EXERCICES À RÉALISER:
[1] Recopiez sans rien changer les lignes des enregistrements, de la ligne contenant "page-title: SHARED PIANO" jusqu'à la ligne contenant "piano-black-key[interactable] bbox=[163, 546, 174, 589]" incluse.
[2] Prolongez le texte sur les profils de mouvement trapézoïdaux dans WPILib à partir de l'endroit où il s'arrête.

Profils de mouvement trapézoïdal dans WPILib

Note

Cet article couvre la génération de profils de mouvement trapézoïdaux. Une documentation plus détaillée décrivant les concepts impliqués est à venir.

Note

Pour un guide sur la mise en œuvre de la classe TrapezoidProfile dans le cadre du command-based framework voir Profilage de mouvement via TrapezoidProfileSubsystems et TrapezoidProfileCommands.

Note

Lorsque la classe TrapezoidProfile est utilisée seule, elle est mieux servie quand elle est pairée avec un contrôleur de type « intelligent » (tel qu’un contrôleur de moteur avec une fonctionnalité PID intégrée). Pour l’intégrer à la classe PIDController de WPILib, voir Combinaison du profilage de mouvement et du contrôle PID avec ProfiledPIDController.

Bien que le contrôle par anticipation (Feedforward) et la rétroaction offrent des moyens pratiques d’atteindre un point de consigne donné, nous sommes souvent confrontés au problème de la génération de points de consigne pour nos mécanismes. Bien que l’approche naïve de commander immédiatement un mécanisme à son état souhaité puisse fonctionner, elle est souvent sous-optimale. Pour améliorer la gestion de nos mécanismes, nous voulons commander ces derniers en suivant une séquence de points de consigne qui interpolent en douceur la transition entre son état actuel et son état cible souhaité.

To help users do this, WPILib provides a TrapezoidProfile class (Java, C++, Python).

La création d’un profil trapézoïdal

Note

En C ++, la classe TrapezoidProfile est basée sur le type d’unité utilisé pour les mesures de distance, qui peut être angulaire ou linéaire. Les valeurs transmises doivent avoir des unités cohérentes avec les unités de distance, sinon une erreur de compilation sera levée. Pour plus d’informations sur les unités C ++, voir La librairie d’unités C++.

Les contraintes

Note

Les différentes classes de Feedforward fournissent des méthodes pour calculer la vitesse et l’accélération maximales d’un mécanisme, de façon simultanée. Celles-ci peuvent être très utiles pour calculer les contraintes de mouvement appropriées générer un TrapezoidProfile

In order to create a trapezoidal motion profile, we must first impose some constraints on the desired motion. Namely, we must specify a maximum velocity and acceleration that the mechanism will be expected to achieve during the motion. To do this, we create an instance of the TrapezoidProfile.Constraints class (Java, C++, Python):

JAVA

// Creates a new set of trapezoidal motion profile constraints
// Max velocity of 10 meters per second
// Max acceleration of 20 meters per second squared
new TrapezoidProfile.Constraints(10, 20);

C++

// Creates a new set of trapezoidal motion profile constraints
// Max velocity of 10 meters per second
// Max acceleration of 20 meters per second squared
frc::TrapezoidProfile<units::meters>::Constraints{10_mps, 20_mps_sq};

PYTHON

from wpimath.trajectory import TrapezoidProfile

# Creates a new set of trapezoidal motion profile constraints
# Max velocity of 10 meters per second
# Max acceleration of 20 meters per second squared
TrapezoidProfile.Constraints(10, 20)

DONNÉES FOURNIES:

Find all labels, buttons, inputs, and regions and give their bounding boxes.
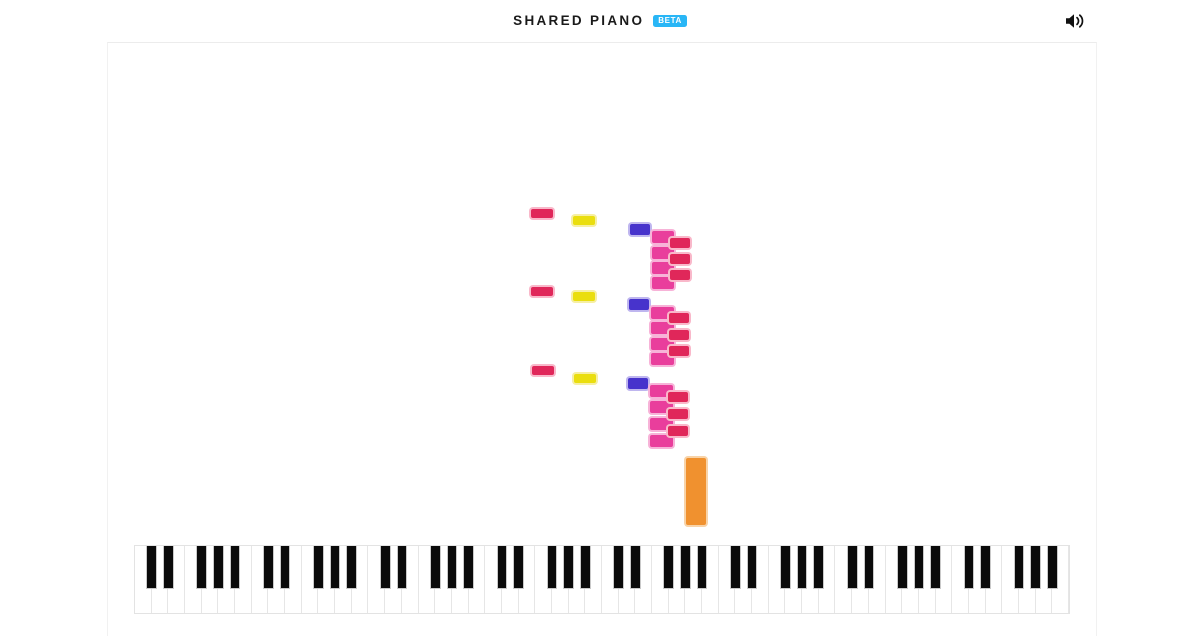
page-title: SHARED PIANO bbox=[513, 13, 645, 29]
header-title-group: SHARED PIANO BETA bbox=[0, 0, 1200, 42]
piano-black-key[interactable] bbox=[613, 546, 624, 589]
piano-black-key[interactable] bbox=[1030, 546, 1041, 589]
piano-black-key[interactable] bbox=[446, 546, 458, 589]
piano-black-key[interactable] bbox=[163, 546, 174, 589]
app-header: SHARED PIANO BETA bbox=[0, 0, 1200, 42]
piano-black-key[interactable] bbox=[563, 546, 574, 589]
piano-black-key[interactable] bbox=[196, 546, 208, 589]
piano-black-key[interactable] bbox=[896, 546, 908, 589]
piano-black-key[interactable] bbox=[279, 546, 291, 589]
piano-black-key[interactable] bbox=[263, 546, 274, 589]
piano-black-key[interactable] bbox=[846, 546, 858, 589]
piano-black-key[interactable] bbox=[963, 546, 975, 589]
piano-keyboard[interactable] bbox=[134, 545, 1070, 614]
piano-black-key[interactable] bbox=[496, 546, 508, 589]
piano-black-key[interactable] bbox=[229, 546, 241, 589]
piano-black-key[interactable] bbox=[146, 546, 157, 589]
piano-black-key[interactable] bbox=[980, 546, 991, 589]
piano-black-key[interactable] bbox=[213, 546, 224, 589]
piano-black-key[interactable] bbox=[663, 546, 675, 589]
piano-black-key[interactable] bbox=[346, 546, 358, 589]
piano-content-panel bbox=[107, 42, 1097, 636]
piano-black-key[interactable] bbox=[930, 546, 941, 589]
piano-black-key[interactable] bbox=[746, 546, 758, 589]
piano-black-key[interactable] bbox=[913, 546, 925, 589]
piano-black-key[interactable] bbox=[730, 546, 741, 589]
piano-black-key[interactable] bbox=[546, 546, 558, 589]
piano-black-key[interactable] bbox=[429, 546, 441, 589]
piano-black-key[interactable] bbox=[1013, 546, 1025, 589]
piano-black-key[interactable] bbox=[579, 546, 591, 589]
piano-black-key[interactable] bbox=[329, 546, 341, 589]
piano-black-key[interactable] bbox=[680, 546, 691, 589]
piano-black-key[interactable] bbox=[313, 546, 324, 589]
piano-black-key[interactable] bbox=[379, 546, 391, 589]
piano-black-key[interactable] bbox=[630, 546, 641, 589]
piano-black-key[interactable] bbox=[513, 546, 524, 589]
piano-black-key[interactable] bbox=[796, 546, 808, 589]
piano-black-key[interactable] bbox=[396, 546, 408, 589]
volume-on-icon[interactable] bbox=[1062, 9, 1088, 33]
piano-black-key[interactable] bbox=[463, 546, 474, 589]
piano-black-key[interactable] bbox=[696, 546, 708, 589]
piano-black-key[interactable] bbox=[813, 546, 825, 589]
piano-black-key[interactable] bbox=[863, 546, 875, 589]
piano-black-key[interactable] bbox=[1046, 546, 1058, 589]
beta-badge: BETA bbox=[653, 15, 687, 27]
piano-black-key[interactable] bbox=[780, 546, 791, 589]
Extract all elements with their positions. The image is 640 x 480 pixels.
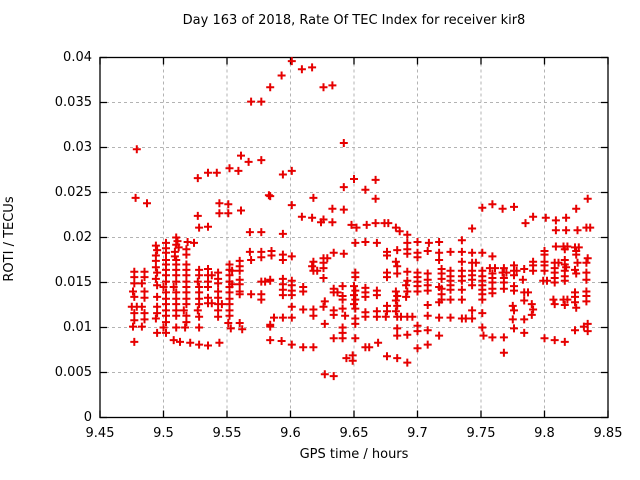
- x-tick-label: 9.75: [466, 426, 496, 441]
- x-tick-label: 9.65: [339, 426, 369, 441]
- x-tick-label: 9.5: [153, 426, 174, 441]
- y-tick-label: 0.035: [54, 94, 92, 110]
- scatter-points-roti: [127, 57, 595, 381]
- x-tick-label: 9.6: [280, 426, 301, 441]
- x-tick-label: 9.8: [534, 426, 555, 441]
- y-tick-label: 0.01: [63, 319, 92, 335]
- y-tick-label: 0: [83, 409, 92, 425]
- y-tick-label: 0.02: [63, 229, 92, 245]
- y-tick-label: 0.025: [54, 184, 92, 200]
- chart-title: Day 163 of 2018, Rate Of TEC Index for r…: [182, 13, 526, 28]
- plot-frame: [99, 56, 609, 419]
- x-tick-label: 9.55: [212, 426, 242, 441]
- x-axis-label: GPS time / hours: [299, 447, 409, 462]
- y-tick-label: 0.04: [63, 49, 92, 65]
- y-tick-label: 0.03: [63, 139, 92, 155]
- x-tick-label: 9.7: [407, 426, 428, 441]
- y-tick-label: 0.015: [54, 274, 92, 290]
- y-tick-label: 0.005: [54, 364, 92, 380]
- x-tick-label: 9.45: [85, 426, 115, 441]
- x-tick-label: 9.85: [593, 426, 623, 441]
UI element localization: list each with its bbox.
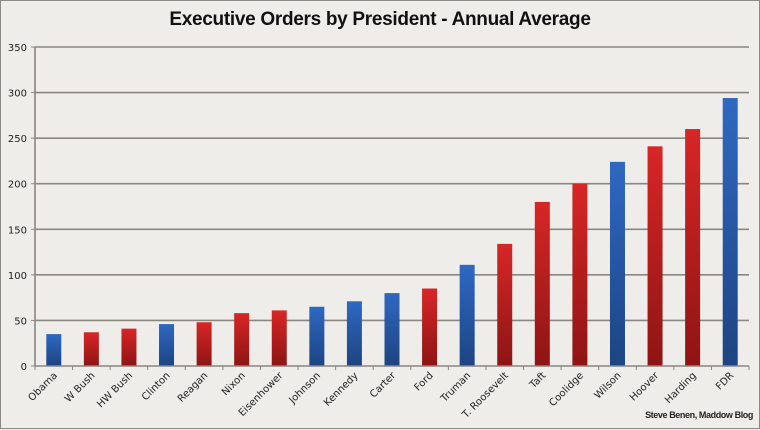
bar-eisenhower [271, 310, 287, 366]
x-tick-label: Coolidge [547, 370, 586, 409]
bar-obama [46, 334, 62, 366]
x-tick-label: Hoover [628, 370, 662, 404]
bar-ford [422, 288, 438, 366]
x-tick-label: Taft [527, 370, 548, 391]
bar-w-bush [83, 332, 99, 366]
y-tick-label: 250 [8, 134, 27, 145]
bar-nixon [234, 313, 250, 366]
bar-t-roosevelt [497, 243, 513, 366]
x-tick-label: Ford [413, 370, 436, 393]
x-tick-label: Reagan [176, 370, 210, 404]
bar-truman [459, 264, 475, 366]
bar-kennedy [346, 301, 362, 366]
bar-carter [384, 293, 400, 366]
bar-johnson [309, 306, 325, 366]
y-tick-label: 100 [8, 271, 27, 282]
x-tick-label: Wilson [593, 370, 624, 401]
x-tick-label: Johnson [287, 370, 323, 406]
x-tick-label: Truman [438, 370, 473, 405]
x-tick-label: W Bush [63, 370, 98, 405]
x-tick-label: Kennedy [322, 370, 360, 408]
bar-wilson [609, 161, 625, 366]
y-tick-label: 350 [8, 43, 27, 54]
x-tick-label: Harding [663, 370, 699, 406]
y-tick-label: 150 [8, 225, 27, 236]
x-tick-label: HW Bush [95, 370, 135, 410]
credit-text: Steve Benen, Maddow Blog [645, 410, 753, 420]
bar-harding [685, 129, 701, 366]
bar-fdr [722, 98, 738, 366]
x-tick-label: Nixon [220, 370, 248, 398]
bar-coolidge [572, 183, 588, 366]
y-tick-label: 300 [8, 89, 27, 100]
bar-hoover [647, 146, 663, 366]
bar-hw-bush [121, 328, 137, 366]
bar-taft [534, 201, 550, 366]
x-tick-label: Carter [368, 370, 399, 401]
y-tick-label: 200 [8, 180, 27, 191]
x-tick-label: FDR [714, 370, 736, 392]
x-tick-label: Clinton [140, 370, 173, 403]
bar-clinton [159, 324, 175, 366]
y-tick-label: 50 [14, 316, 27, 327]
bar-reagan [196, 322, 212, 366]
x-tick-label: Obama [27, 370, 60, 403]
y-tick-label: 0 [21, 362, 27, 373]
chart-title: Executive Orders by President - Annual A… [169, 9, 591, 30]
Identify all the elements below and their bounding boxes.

RÉPONSES AUX EXERCICES:
[1]
page-title: SHARED PIANO bbox=[513, 13, 645, 29]
header-title-group: SHARED PIANO BETA bbox=[0, 0, 1200, 42]
piano-black-key[interactable] bbox=[613, 546, 624, 589]
piano-black-key[interactable] bbox=[1030, 546, 1041, 589]
piano-black-key[interactable] bbox=[446, 546, 458, 589]
piano-black-key[interactable] bbox=[163, 546, 174, 589]

[2]
Les états de départ et de fin

Next, we must specify the desired starting and ending states for our mechanisms using the TrapezoidProfile.State class (Java, C++, Python). Each state has a position and a velocity:

JAVA

// Creates a new state with a position of 5 meters
// and a velocity of 0 meters per second
new TrapezoidProfile.State(5, 0);

C++

// Creates a new state with a position of 5 meters
// and a velocity of 0 meters per second
frc::TrapezoidProfile<units::meters>::State{5_m, 0_mps};

PYTHON

from wpimath.trajectory import TrapezoidProfile

# Creates a new state with a position of 5 meters
# and a velocity of 0 meters per second
TrapezoidProfile.State(5, 0)

Combiner tout cela ensemble

Note

C ++ est souvent capable d’inférer le type des classes internes, et donc une simple liste d’initialisation (sans le nom de la classe) peut être envoyée en tant que paramètre. Les noms de classe complets sont inclus dans l’exemple ci-dessous pour plus de clarté.

Now that we know how to create a set of constraints and the desired start/end states, we are ready to create our motion profile. The TrapezoidProfile constructor takes 1 parameter: the constraints.

JAVA

// Creates a new TrapezoidProfile
// Profile will have a max vel of 5 meters per second
// Profile will have a max acceleration of 10 meters per second squared
TrapezoidProfile profile = new TrapezoidProfile(new TrapezoidProfile.Constraints(5, 10));

C++

// Creates a new TrapezoidProfile
// Profile will have a max vel of 5 meters per second
// Profile will have a max acceleration of 10 meters per second squared
frc::TrapezoidProfile<units::meters> profile{
  frc::TrapezoidProfile<units::meters>::Constraints{5_mps, 10_mps_sq}};

PYTHON

from wpimath.trajectory import TrapezoidProfile

# Creates a new TrapezoidProfile
# Profile will have a max vel of 5 meters per second
# Profile will have a max acceleration of 10 meters per second squared
profile = TrapezoidProfile(TrapezoidProfile.Constraints(5, 10))

L’utilisation de TrapezoidProfile

Échantillonnage du profil

Once we’ve created a TrapezoidProfile, using it is very simple: to get the profile state at the given time after the profile has started, call the calculate() method with the goal state and initial state:

JAVA

// Profile will start stationary at zero position
// Profile will end stationary at 5 meters
// Returns the motion profile state after 5 seconds of motion
profile.calculate(5, new TrapezoidProfile.State(0, 0), new TrapezoidProfile.State(5, 0));

C++

// Profile will start stationary at zero position
// Profile will end stationary at 5 meters
// Returns the motion profile state after 5 seconds of motion
profile.Calculate(5_s,
frc::TrapezoidProfile<units::meters>::State{0_m, 0_mps},
frc::TrapezoidProfile<units::meters>::State{5_m, 0_mps});

PYTHON

# Profile will start stationary at zero position
# Profile will end stationary at 5 meters
# Returns the motion profile state after 5 seconds of motion
profile.calculate(5, TrapezoidProfile.State(0, 0), TrapezoidProfile.State(5, 0))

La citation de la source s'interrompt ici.